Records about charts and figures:
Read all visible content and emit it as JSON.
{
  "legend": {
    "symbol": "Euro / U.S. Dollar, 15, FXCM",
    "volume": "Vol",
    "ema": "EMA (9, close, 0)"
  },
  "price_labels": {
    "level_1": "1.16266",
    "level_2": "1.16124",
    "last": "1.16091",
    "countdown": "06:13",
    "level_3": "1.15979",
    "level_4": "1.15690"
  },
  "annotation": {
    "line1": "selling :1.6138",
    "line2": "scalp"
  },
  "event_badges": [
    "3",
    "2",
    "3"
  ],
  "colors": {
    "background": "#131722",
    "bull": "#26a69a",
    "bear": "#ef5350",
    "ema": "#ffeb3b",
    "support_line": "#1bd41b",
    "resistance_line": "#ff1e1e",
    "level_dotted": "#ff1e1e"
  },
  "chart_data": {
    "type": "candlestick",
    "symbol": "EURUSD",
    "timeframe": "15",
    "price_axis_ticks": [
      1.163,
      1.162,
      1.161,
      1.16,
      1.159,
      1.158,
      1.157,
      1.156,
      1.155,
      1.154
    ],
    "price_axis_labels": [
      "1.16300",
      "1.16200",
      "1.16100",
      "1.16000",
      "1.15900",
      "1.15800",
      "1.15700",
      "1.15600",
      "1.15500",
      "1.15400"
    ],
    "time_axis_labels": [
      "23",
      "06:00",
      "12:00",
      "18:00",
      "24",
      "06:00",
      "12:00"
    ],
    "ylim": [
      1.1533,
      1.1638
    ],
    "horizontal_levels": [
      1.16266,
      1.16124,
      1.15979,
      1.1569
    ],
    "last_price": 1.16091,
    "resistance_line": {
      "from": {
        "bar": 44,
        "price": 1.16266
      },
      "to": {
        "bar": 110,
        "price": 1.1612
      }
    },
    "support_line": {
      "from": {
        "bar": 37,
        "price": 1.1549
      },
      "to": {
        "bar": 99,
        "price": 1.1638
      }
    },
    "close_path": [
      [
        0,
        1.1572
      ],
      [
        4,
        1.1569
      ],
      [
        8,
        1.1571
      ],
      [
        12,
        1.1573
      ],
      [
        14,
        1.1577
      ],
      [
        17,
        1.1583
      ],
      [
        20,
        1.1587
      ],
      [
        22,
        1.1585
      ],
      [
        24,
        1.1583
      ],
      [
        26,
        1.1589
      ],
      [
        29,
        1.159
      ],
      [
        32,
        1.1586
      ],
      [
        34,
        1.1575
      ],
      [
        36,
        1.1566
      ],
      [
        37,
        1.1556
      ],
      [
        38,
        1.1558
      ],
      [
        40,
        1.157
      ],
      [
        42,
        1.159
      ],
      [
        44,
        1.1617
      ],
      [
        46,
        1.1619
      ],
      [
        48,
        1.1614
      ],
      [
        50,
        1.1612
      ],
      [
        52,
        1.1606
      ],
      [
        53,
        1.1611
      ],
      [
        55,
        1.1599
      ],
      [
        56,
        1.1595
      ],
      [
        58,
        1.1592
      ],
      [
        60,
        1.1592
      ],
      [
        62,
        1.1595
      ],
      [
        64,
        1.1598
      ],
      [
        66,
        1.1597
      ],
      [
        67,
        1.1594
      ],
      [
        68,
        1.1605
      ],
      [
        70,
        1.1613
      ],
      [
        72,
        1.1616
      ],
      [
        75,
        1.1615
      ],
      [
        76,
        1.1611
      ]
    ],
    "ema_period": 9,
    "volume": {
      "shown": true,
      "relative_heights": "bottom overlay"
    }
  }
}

# [Objective]
Repeat the data above exactly.

# [Response to the task]
Read all visible content and emit it as JSON.
{
  "legend": {
    "symbol": "Euro / U.S. Dollar, 15, FXCM",
    "volume": "Vol",
    "ema": "EMA (9, close, 0)"
  },
  "price_labels": {
    "level_1": "1.16266",
    "level_2": "1.16124",
    "last": "1.16091",
    "countdown": "06:13",
    "level_3": "1.15979",
    "level_4": "1.15690"
  },
  "annotation": {
    "line1": "selling :1.6138",
    "line2": "scalp"
  },
  "event_badges": [
    "3",
    "2",
    "3"
  ],
  "colors": {
    "background": "#131722",
    "bull": "#26a69a",
    "bear": "#ef5350",
    "ema": "#ffeb3b",
    "support_line": "#1bd41b",
    "resistance_line": "#ff1e1e",
    "level_dotted": "#ff1e1e"
  },
  "chart_data": {
    "type": "candlestick",
    "symbol": "EURUSD",
    "timeframe": "15",
    "price_axis_ticks": [
      1.163,
      1.162,
      1.161,
      1.16,
      1.159,
      1.158,
      1.157,
      1.156,
      1.155,
      1.154
    ],
    "price_axis_labels": [
      "1.16300",
      "1.16200",
      "1.16100",
      "1.16000",
      "1.15900",
      "1.15800",
      "1.15700",
      "1.15600",
      "1.15500",
      "1.15400"
    ],
    "time_axis_labels": [
      "23",
      "06:00",
      "12:00",
      "18:00",
      "24",
      "06:00",
      "12:00"
    ],
    "ylim": [
      1.1533,
      1.1638
    ],
    "horizontal_levels": [
      1.16266,
      1.16124,
      1.15979,
      1.1569
    ],
    "last_price": 1.16091,
    "resistance_line": {
      "from": {
        "bar": 44,
        "price": 1.16266
      },
      "to": {
        "bar": 110,
        "price": 1.1612
      }
    },
    "support_line": {
      "from": {
        "bar": 37,
        "price": 1.1549
      },
      "to": {
        "bar": 99,
        "price": 1.1638
      }
    },
    "close_path": [
      [
        0,
        1.1572
      ],
      [
        4,
        1.1569
      ],
      [
        8,
        1.1571
      ],
      [
        12,
        1.1573
      ],
      [
        14,
        1.1577
      ],
      [
        17,
        1.1583
      ],
      [
        20,
        1.1587
      ],
      [
        22,
        1.1585
      ],
      [
        24,
        1.1583
      ],
      [
        26,
        1.1589
      ],
      [
        29,
        1.159
      ],
      [
        32,
        1.1586
      ],
      [
        34,
        1.1575
      ],
      [
        36,
        1.1566
      ],
      [
        37,
        1.1556
      ],
      [
        38,
        1.1558
      ],
      [
        40,
        1.157
      ],
      [
        42,
        1.159
      ],
      [
        44,
        1.1617
      ],
      [
        46,
        1.1619
      ],
      [
        48,
        1.1614
      ],
      [
        50,
        1.1612
      ],
      [
        52,
        1.1606
      ],
      [
        53,
        1.1611
      ],
      [
        55,
        1.1599
      ],
      [
        56,
        1.1595
      ],
      [
        58,
        1.1592
      ],
      [
        60,
        1.1592
      ],
      [
        62,
        1.1595
      ],
      [
        64,
        1.1598
      ],
      [
        66,
        1.1597
      ],
      [
        67,
        1.1594
      ],
      [
        68,
        1.1605
      ],
      [
        70,
        1.1613
      ],
      [
        72,
        1.1616
      ],
      [
        75,
        1.1615
      ],
      [
        76,
        1.1611
      ]
    ],
    "ema_period": 9,
    "volume": {
      "shown": true,
      "relative_heights": "bottom overlay"
    }
  }
}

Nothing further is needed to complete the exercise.